What you have to do
Your task is to give the data again, exactly, with every line intact.

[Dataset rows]
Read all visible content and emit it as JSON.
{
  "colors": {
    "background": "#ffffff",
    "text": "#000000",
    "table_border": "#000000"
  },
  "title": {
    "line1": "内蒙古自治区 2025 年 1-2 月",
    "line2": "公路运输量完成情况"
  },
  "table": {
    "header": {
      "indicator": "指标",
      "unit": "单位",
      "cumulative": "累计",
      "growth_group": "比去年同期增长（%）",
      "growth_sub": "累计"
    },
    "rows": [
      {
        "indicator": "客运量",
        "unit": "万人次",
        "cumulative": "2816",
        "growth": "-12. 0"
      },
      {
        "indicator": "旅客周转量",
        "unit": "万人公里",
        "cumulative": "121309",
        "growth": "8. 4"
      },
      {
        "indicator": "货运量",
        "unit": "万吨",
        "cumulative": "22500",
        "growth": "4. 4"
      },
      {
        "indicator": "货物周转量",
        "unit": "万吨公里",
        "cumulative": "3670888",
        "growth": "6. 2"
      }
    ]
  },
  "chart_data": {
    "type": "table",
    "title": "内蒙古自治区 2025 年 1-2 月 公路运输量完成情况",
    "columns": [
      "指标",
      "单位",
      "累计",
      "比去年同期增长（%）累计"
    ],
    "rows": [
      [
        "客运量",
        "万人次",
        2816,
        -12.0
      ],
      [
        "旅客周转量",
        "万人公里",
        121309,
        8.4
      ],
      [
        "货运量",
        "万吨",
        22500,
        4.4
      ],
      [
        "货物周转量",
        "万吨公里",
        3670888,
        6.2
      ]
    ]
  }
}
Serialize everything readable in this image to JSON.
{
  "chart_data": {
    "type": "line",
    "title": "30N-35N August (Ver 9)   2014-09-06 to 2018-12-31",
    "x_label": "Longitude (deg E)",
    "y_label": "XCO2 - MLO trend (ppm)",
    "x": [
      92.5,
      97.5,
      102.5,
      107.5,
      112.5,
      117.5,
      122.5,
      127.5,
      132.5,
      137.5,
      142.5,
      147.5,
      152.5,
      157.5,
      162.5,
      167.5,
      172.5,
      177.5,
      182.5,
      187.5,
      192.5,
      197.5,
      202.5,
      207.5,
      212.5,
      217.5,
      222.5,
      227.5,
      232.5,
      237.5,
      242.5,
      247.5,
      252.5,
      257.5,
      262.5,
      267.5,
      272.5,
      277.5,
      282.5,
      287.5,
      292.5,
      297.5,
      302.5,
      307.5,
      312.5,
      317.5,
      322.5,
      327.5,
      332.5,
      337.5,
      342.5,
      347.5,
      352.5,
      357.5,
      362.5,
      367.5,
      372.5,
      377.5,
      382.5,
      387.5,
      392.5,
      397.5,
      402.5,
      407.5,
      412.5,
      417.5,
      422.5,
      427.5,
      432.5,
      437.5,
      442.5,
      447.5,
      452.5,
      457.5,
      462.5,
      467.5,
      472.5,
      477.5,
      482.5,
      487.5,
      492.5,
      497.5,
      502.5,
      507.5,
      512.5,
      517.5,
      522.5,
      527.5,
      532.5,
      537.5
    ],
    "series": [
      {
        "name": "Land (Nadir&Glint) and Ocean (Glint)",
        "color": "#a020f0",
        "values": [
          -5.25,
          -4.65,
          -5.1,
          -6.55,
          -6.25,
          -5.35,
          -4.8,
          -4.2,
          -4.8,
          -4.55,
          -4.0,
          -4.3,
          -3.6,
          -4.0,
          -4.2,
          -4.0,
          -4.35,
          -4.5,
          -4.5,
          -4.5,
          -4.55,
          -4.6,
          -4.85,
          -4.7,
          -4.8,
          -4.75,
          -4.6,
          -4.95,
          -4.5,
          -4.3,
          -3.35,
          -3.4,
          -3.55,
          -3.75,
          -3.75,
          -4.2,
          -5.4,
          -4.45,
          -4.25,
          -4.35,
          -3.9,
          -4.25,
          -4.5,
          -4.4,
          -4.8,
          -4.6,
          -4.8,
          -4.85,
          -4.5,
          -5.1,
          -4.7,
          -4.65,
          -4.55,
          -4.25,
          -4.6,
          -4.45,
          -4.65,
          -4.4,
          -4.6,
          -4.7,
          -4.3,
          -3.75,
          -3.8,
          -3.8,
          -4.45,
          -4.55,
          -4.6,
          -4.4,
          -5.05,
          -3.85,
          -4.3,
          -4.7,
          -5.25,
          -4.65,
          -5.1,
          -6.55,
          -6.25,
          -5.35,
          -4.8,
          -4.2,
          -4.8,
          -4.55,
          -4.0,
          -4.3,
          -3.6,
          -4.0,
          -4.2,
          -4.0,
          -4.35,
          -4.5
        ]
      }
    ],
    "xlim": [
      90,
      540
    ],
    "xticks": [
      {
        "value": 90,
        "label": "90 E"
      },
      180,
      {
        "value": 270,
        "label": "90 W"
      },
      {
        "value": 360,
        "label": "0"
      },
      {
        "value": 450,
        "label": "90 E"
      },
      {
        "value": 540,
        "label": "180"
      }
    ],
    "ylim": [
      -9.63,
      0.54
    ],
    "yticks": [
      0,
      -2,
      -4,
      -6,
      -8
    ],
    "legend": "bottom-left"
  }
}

Full solution
Read all visible content and emit it as JSON.
{
  "colors": {
    "background": "#ffffff",
    "text": "#000000",
    "table_border": "#000000"
  },
  "title": {
    "line1": "内蒙古自治区 2025 年 1-2 月",
    "line2": "公路运输量完成情况"
  },
  "table": {
    "header": {
      "indicator": "指标",
      "unit": "单位",
      "cumulative": "累计",
      "growth_group": "比去年同期增长（%）",
      "growth_sub": "累计"
    },
    "rows": [
      {
        "indicator": "客运量",
        "unit": "万人次",
        "cumulative": "2816",
        "growth": "-12. 0"
      },
      {
        "indicator": "旅客周转量",
        "unit": "万人公里",
        "cumulative": "121309",
        "growth": "8. 4"
      },
      {
        "indicator": "货运量",
        "unit": "万吨",
        "cumulative": "22500",
        "growth": "4. 4"
      },
      {
        "indicator": "货物周转量",
        "unit": "万吨公里",
        "cumulative": "3670888",
        "growth": "6. 2"
      }
    ]
  },
  "chart_data": {
    "type": "table",
    "title": "内蒙古自治区 2025 年 1-2 月 公路运输量完成情况",
    "columns": [
      "指标",
      "单位",
      "累计",
      "比去年同期增长（%）累计"
    ],
    "rows": [
      [
        "客运量",
        "万人次",
        2816,
        -12.0
      ],
      [
        "旅客周转量",
        "万人公里",
        121309,
        8.4
      ],
      [
        "货运量",
        "万吨",
        22500,
        4.4
      ],
      [
        "货物周转量",
        "万吨公里",
        3670888,
        6.2
      ]
    ]
  }
}
Serialize everything readable in this image to JSON.
{
  "chart_data": {
    "type": "line",
    "title": "30N-35N August (Ver 9)   2014-09-06 to 2018-12-31",
    "x_label": "Longitude (deg E)",
    "y_label": "XCO2 - MLO trend (ppm)",
    "x": [
      92.5,
      97.5,
      102.5,
      107.5,
      112.5,
      117.5,
      122.5,
      127.5,
      132.5,
      137.5,
      142.5,
      147.5,
      152.5,
      157.5,
      162.5,
      167.5,
      172.5,
      177.5,
      182.5,
      187.5,
      192.5,
      197.5,
      202.5,
      207.5,
      212.5,
      217.5,
      222.5,
      227.5,
      232.5,
      237.5,
      242.5,
      247.5,
      252.5,
      257.5,
      262.5,
      267.5,
      272.5,
      277.5,
      282.5,
      287.5,
      292.5,
      297.5,
      302.5,
      307.5,
      312.5,
      317.5,
      322.5,
      327.5,
      332.5,
      337.5,
      342.5,
      347.5,
      352.5,
      357.5,
      362.5,
      367.5,
      372.5,
      377.5,
      382.5,
      387.5,
      392.5,
      397.5,
      402.5,
      407.5,
      412.5,
      417.5,
      422.5,
      427.5,
      432.5,
      437.5,
      442.5,
      447.5,
      452.5,
      457.5,
      462.5,
      467.5,
      472.5,
      477.5,
      482.5,
      487.5,
      492.5,
      497.5,
      502.5,
      507.5,
      512.5,
      517.5,
      522.5,
      527.5,
      532.5,
      537.5
    ],
    "series": [
      {
        "name": "Land (Nadir&Glint) and Ocean (Glint)",
        "color": "#a020f0",
        "values": [
          -5.25,
          -4.65,
          -5.1,
          -6.55,
          -6.25,
          -5.35,
          -4.8,
          -4.2,
          -4.8,
          -4.55,
          -4.0,
          -4.3,
          -3.6,
          -4.0,
          -4.2,
          -4.0,
          -4.35,
          -4.5,
          -4.5,
          -4.5,
          -4.55,
          -4.6,
          -4.85,
          -4.7,
          -4.8,
          -4.75,
          -4.6,
          -4.95,
          -4.5,
          -4.3,
          -3.35,
          -3.4,
          -3.55,
          -3.75,
          -3.75,
          -4.2,
          -5.4,
          -4.45,
          -4.25,
          -4.35,
          -3.9,
          -4.25,
          -4.5,
          -4.4,
          -4.8,
          -4.6,
          -4.8,
          -4.85,
          -4.5,
          -5.1,
          -4.7,
          -4.65,
          -4.55,
          -4.25,
          -4.6,
          -4.45,
          -4.65,
          -4.4,
          -4.6,
          -4.7,
          -4.3,
          -3.75,
          -3.8,
          -3.8,
          -4.45,
          -4.55,
          -4.6,
          -4.4,
          -5.05,
          -3.85,
          -4.3,
          -4.7,
          -5.25,
          -4.65,
          -5.1,
          -6.55,
          -6.25,
          -5.35,
          -4.8,
          -4.2,
          -4.8,
          -4.55,
          -4.0,
          -4.3,
          -3.6,
          -4.0,
          -4.2,
          -4.0,
          -4.35,
          -4.5
        ]
      }
    ],
    "xlim": [
      90,
      540
    ],
    "xticks": [
      {
        "value": 90,
        "label": "90 E"
      },
      180,
      {
        "value": 270,
        "label": "90 W"
      },
      {
        "value": 360,
        "label": "0"
      },
      {
        "value": 450,
        "label": "90 E"
      },
      {
        "value": 540,
        "label": "180"
      }
    ],
    "ylim": [
      -9.63,
      0.54
    ],
    "yticks": [
      0,
      -2,
      -4,
      -6,
      -8
    ],
    "legend": "bottom-left"
  }
}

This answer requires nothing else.